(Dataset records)

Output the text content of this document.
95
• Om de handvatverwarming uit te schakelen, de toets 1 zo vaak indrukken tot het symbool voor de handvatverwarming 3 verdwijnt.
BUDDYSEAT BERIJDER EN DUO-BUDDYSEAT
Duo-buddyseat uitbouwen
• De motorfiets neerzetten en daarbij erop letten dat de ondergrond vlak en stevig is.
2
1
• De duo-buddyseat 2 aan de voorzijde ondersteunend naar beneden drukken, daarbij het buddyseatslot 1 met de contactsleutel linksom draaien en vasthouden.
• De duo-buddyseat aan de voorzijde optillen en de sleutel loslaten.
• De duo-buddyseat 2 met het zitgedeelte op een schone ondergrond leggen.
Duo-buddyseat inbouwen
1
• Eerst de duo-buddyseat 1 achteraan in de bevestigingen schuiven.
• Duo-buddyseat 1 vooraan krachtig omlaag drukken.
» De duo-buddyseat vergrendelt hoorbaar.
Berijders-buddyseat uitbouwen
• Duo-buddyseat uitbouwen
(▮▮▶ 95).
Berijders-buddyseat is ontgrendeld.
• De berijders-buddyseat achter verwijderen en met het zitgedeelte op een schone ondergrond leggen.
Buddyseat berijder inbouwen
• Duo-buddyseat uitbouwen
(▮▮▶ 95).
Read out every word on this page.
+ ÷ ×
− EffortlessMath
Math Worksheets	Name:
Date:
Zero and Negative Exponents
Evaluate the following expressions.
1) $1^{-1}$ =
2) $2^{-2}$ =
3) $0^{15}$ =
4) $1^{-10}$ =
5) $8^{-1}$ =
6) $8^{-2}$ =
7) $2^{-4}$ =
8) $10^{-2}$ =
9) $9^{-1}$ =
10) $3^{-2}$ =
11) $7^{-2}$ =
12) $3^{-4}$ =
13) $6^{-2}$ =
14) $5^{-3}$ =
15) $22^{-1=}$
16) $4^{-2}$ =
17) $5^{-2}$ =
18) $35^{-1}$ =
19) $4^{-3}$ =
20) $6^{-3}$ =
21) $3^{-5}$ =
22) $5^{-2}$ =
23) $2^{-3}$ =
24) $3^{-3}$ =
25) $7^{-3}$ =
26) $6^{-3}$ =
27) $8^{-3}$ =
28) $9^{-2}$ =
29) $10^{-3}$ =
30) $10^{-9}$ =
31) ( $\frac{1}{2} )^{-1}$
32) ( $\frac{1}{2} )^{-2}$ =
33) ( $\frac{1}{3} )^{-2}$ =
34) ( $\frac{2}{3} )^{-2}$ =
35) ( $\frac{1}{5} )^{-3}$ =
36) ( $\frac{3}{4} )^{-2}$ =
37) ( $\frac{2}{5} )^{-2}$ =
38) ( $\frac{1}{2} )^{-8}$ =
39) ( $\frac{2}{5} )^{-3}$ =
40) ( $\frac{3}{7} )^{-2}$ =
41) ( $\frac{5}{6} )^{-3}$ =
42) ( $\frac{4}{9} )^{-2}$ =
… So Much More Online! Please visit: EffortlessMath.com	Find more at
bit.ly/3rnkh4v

What is expected
Exact output of every entry is required.

Solution for this exercise
Output the text content of this document.
95
• Om de handvatverwarming uit te schakelen, de toets 1 zo vaak indrukken tot het symbool voor de handvatverwarming 3 verdwijnt.
BUDDYSEAT BERIJDER EN DUO-BUDDYSEAT
Duo-buddyseat uitbouwen
• De motorfiets neerzetten en daarbij erop letten dat de ondergrond vlak en stevig is.
2
1
• De duo-buddyseat 2 aan de voorzijde ondersteunend naar beneden drukken, daarbij het buddyseatslot 1 met de contactsleutel linksom draaien en vasthouden.
• De duo-buddyseat aan de voorzijde optillen en de sleutel loslaten.
• De duo-buddyseat 2 met het zitgedeelte op een schone ondergrond leggen.
Duo-buddyseat inbouwen
1
• Eerst de duo-buddyseat 1 achteraan in de bevestigingen schuiven.
• Duo-buddyseat 1 vooraan krachtig omlaag drukken.
» De duo-buddyseat vergrendelt hoorbaar.
Berijders-buddyseat uitbouwen
• Duo-buddyseat uitbouwen
(▮▮▶ 95).
Berijders-buddyseat is ontgrendeld.
• De berijders-buddyseat achter verwijderen en met het zitgedeelte op een schone ondergrond leggen.
Buddyseat berijder inbouwen
• Duo-buddyseat uitbouwen
(▮▮▶ 95).
Read out every word on this page.
+ ÷ ×
− EffortlessMath
Math Worksheets	Name:
Date:
Zero and Negative Exponents
Evaluate the following expressions.
1) $1^{-1}$ =
2) $2^{-2}$ =
3) $0^{15}$ =
4) $1^{-10}$ =
5) $8^{-1}$ =
6) $8^{-2}$ =
7) $2^{-4}$ =
8) $10^{-2}$ =
9) $9^{-1}$ =
10) $3^{-2}$ =
11) $7^{-2}$ =
12) $3^{-4}$ =
13) $6^{-2}$ =
14) $5^{-3}$ =
15) $22^{-1=}$
16) $4^{-2}$ =
17) $5^{-2}$ =
18) $35^{-1}$ =
19) $4^{-3}$ =
20) $6^{-3}$ =
21) $3^{-5}$ =
22) $5^{-2}$ =
23) $2^{-3}$ =
24) $3^{-3}$ =
25) $7^{-3}$ =
26) $6^{-3}$ =
27) $8^{-3}$ =
28) $9^{-2}$ =
29) $10^{-3}$ =
30) $10^{-9}$ =
31) ( $\frac{1}{2} )^{-1}$
32) ( $\frac{1}{2} )^{-2}$ =
33) ( $\frac{1}{3} )^{-2}$ =
34) ( $\frac{2}{3} )^{-2}$ =
35) ( $\frac{1}{5} )^{-3}$ =
36) ( $\frac{3}{4} )^{-2}$ =
37) ( $\frac{2}{5} )^{-2}$ =
38) ( $\frac{1}{2} )^{-8}$ =
39) ( $\frac{2}{5} )^{-3}$ =
40) ( $\frac{3}{7} )^{-2}$ =
41) ( $\frac{5}{6} )^{-3}$ =
42) ( $\frac{4}{9} )^{-2}$ =
… So Much More Online! Please visit: EffortlessMath.com	Find more at
bit.ly/3rnkh4v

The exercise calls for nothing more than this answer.